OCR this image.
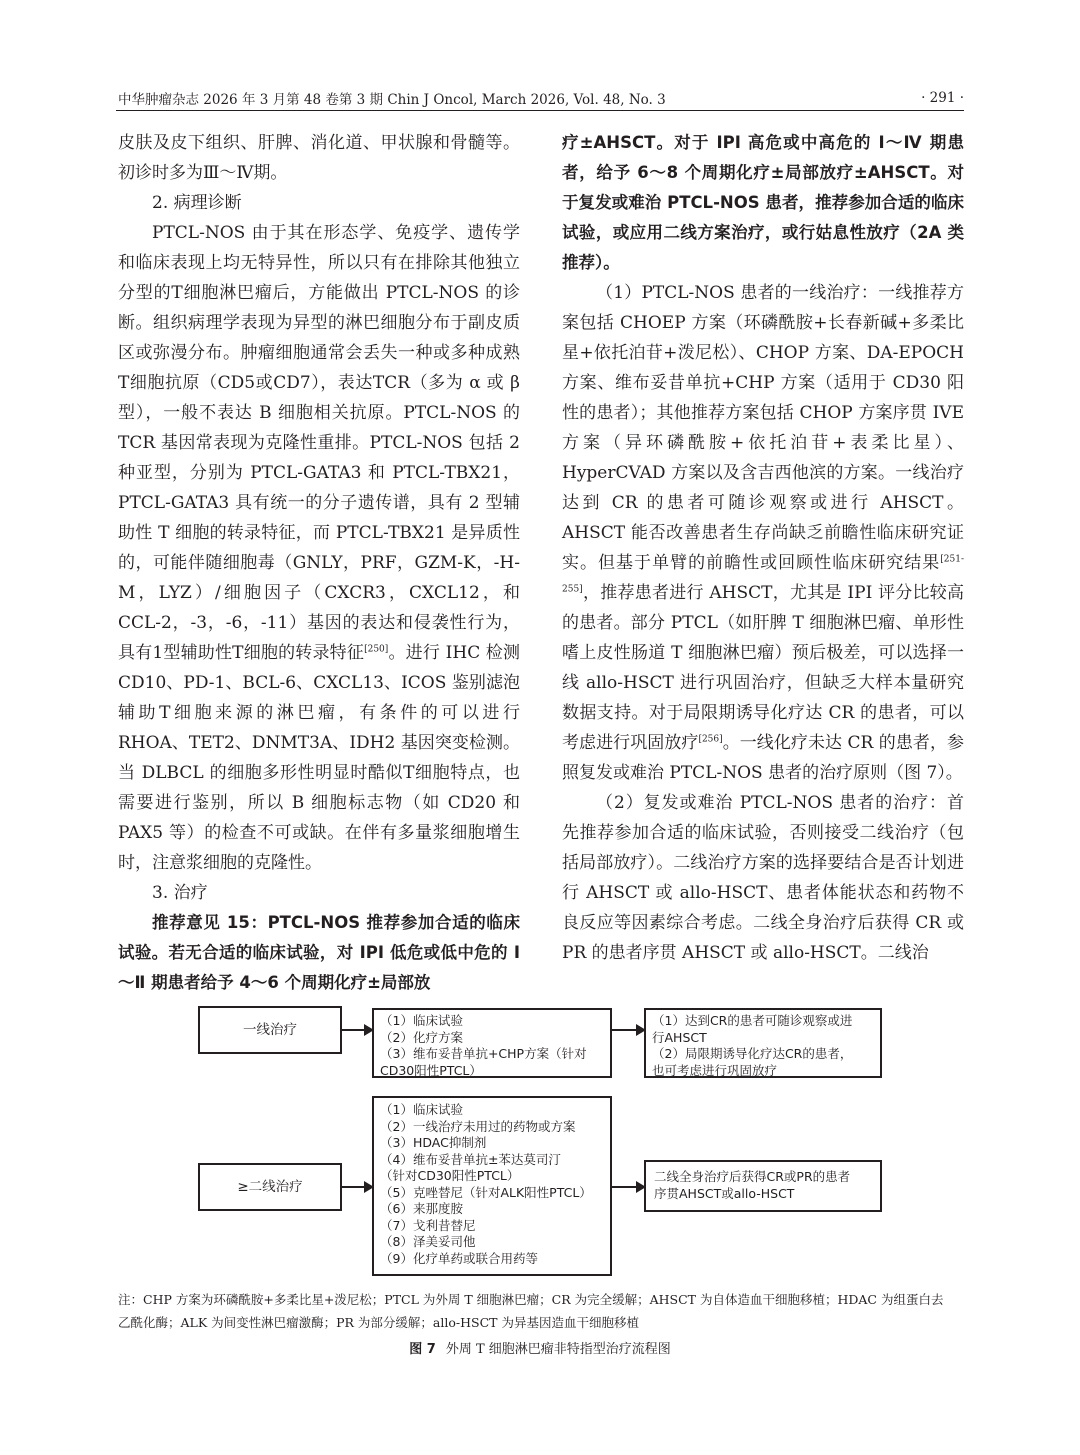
中华肿瘤杂志 2026 年 3 月第 48 卷第 3 期 Chin J Oncol, March 2026, Vol. 48, No. 3	· 291 ·

皮肤及皮下组织、肝脾、消化道、甲状腺和骨髓等。初诊时多为Ⅲ～Ⅳ期。

2. 病理诊断

PTCL-NOS 由于其在形态学、免疫学、遗传学和临床表现上均无特异性，所以只有在排除其他独立分型的T细胞淋巴瘤后，方能做出 PTCL-NOS 的诊断。组织病理学表现为异型的淋巴细胞分布于副皮质区或弥漫分布。肿瘤细胞通常会丢失一种或多种成熟T细胞抗原（CD5或CD7），表达TCR（多为 α 或 β 型），一般不表达 B 细胞相关抗原。PTCL-NOS 的 TCR 基因常表现为克隆性重排。PTCL-NOS 包括 2 种亚型，分别为 PTCL-GATA3 和 PTCL-TBX21，PTCL-GATA3 具有统一的分子遗传谱，具有 2 型辅助性 T 细胞的转录特征，而 PTCL-TBX21 是异质性的，可能伴随细胞毒（GNLY，PRF，GZM-K，-H-M，LYZ）/细胞因子（CXCR3，CXCL12，和 CCL-2，-3，-6，-11）基因的表达和侵袭性行为，具有1型辅助性T细胞的转录特征[250]。进行 IHC 检测 CD10、PD-1、BCL-6、CXCL13、ICOS 鉴别滤泡辅助T细胞来源的淋巴瘤，有条件的可以进行 RHOA、TET2、DNMT3A、IDH2 基因突变检测。当 DLBCL 的细胞多形性明显时酷似T细胞特点，也需要进行鉴别，所以 B 细胞标志物（如 CD20 和 PAX5 等）的检查不可或缺。在伴有多量浆细胞增生时，注意浆细胞的克隆性。

3. 治疗

推荐意见 15：PTCL-NOS 推荐参加合适的临床试验。若无合适的临床试验，对 IPI 低危或低中危的 Ⅰ～Ⅱ 期患者给予 4～6 个周期化疗±局部放

疗±AHSCT。对于 IPI 高危或中高危的 Ⅰ～Ⅳ 期患者，给予 6～8 个周期化疗±局部放疗±AHSCT。对于复发或难治 PTCL-NOS 患者，推荐参加合适的临床试验，或应用二线方案治疗，或行姑息性放疗（2A 类推荐）。

（1）PTCL-NOS 患者的一线治疗：一线推荐方案包括 CHOEP 方案（环磷酰胺+长春新碱+多柔比星+依托泊苷+泼尼松）、CHOP 方案、DA-EPOCH 方案、维布妥昔单抗+CHP 方案（适用于 CD30 阳性的患者）；其他推荐方案包括 CHOP 方案序贯 IVE 方案（异环磷酰胺+依托泊苷+表柔比星）、HyperCVAD 方案以及含吉西他滨的方案。一线治疗达到 CR 的患者可随诊观察或进行 AHSCT。AHSCT 能否改善患者生存尚缺乏前瞻性临床研究证实。但基于单臂的前瞻性或回顾性临床研究结果[251-255]，推荐患者进行 AHSCT，尤其是 IPI 评分比较高的患者。部分 PTCL（如肝脾 T 细胞淋巴瘤、单形性嗜上皮性肠道 T 细胞淋巴瘤）预后极差，可以选择一线 allo-HSCT 进行巩固治疗，但缺乏大样本量研究数据支持。对于局限期诱导化疗达 CR 的患者，可以考虑进行巩固放疗[256]。一线化疗未达 CR 的患者，参照复发或难治 PTCL-NOS 患者的治疗原则（图 7）。

（2）复发或难治 PTCL-NOS 患者的治疗：首先推荐参加合适的临床试验，否则接受二线治疗（包括局部放疗）。二线治疗方案的选择要结合是否计划进行 AHSCT 或 allo-HSCT、患者体能状态和药物不良反应等因素综合考虑。二线全身治疗后获得 CR 或 PR 的患者序贯 AHSCT 或 allo-HSCT。二线治

一线治疗
（1）临床试验
（2）化疗方案
（3）维布妥昔单抗+CHP方案（针对
CD30阳性PTCL）
（1）达到CR的患者可随诊观察或进
行AHSCT
（2）局限期诱导化疗达CR的患者，
也可考虑进行巩固放疗
≥二线治疗
（1）临床试验
（2）一线治疗未用过的药物或方案
（3）HDAC抑制剂
（4）维布妥昔单抗±苯达莫司汀
（针对CD30阳性PTCL）
（5）克唑替尼（针对ALK阳性PTCL）
（6）来那度胺
（7）戈利昔替尼
（8）泽美妥司他
（9）化疗单药或联合用药等
二线全身治疗后获得CR或PR的患者
序贯AHSCT或allo-HSCT
注：CHP 方案为环磷酰胺+多柔比星+泼尼松；PTCL 为外周 T 细胞淋巴瘤；CR 为完全缓解；AHSCT 为自体造血干细胞移植；HDAC 为组蛋白去乙酰化酶；ALK 为间变性淋巴瘤激酶；PR 为部分缓解；allo-HSCT 为异基因造血干细胞移植
图 7 外周 T 细胞淋巴瘤非特指型治疗流程图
----------------------------------------
THE TASK ▸ Gather all the lines that include the word "个周期化疗" and copy them out.

OUTPUT FOR THIS TASK ▸
推荐意见 15：PTCL-NOS 推荐参加合适的临床试验。若无合适的临床试验，对 IPI 低危或低中危的 Ⅰ～Ⅱ 期患者给予 4～6 个周期化疗±局部放
疗±AHSCT。对于 IPI 高危或中高危的 Ⅰ～Ⅳ 期患者，给予 6～8 个周期化疗±局部放疗±AHSCT。对于复发或难治 PTCL-NOS 患者，推荐参加合适的临床试验，或应用二线方案治疗，或行姑息性放疗（2A 类推荐）。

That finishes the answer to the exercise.